_TASK_
Filter the records below down to lines containing "frac".

_RECORD EXTRACTS_
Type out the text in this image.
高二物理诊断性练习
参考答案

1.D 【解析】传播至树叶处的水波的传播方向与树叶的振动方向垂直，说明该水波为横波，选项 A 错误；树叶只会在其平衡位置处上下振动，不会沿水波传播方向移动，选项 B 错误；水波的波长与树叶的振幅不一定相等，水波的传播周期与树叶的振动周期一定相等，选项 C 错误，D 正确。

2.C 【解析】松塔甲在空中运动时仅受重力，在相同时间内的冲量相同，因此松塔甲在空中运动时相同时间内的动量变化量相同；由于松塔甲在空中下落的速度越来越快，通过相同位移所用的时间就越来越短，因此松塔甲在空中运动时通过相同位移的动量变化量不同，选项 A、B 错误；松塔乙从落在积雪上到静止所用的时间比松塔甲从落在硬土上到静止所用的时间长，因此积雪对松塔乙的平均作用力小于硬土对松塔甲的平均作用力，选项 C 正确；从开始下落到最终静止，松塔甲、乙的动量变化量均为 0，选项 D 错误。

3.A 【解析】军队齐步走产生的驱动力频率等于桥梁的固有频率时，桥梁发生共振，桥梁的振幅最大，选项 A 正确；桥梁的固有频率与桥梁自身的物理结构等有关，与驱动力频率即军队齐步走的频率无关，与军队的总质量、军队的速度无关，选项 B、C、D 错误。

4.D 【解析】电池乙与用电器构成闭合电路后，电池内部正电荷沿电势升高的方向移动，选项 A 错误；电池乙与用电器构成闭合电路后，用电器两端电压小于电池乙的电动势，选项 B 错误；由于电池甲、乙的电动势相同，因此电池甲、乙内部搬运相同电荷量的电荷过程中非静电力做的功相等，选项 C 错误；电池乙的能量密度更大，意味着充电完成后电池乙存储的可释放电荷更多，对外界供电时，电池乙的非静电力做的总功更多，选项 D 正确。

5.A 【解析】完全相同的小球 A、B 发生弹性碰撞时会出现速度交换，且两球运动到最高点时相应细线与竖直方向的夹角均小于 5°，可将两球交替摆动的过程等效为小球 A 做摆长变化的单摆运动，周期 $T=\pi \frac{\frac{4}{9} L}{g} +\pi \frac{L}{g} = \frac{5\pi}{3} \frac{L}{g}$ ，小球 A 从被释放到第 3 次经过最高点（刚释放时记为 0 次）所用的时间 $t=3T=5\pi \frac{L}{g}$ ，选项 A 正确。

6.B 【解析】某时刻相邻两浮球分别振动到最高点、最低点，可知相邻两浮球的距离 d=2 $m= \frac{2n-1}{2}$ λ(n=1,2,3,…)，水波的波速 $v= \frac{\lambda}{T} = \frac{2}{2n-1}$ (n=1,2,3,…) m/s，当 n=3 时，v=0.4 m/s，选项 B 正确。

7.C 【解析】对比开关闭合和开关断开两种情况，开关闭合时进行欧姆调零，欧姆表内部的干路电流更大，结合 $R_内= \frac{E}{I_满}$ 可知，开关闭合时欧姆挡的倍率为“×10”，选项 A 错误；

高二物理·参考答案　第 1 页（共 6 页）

_EXERCISE ANSWER_
5.A 【解析】完全相同的小球 A、B 发生弹性碰撞时会出现速度交换，且两球运动到最高点时相应细线与竖直方向的夹角均小于 5°，可将两球交替摆动的过程等效为小球 A 做摆长变化的单摆运动，周期 $T=\pi \frac{\frac{4}{9} L}{g} +\pi \frac{L}{g} = \frac{5\pi}{3} \frac{L}{g}$ ，小球 A 从被释放到第 3 次经过最高点（刚释放时记为 0 次）所用的时间 $t=3T=5\pi \frac{L}{g}$ ，选项 A 正确。
6.B 【解析】某时刻相邻两浮球分别振动到最高点、最低点，可知相邻两浮球的距离 d=2 $m= \frac{2n-1}{2}$ λ(n=1,2,3,…)，水波的波速 $v= \frac{\lambda}{T} = \frac{2}{2n-1}$ (n=1,2,3,…) m/s，当 n=3 时，v=0.4 m/s，选项 B 正确。
7.C 【解析】对比开关闭合和开关断开两种情况，开关闭合时进行欧姆调零，欧姆表内部的干路电流更大，结合 $R_内= \frac{E}{I_满}$ 可知，开关闭合时欧姆挡的倍率为“×10”，选项 A 错误；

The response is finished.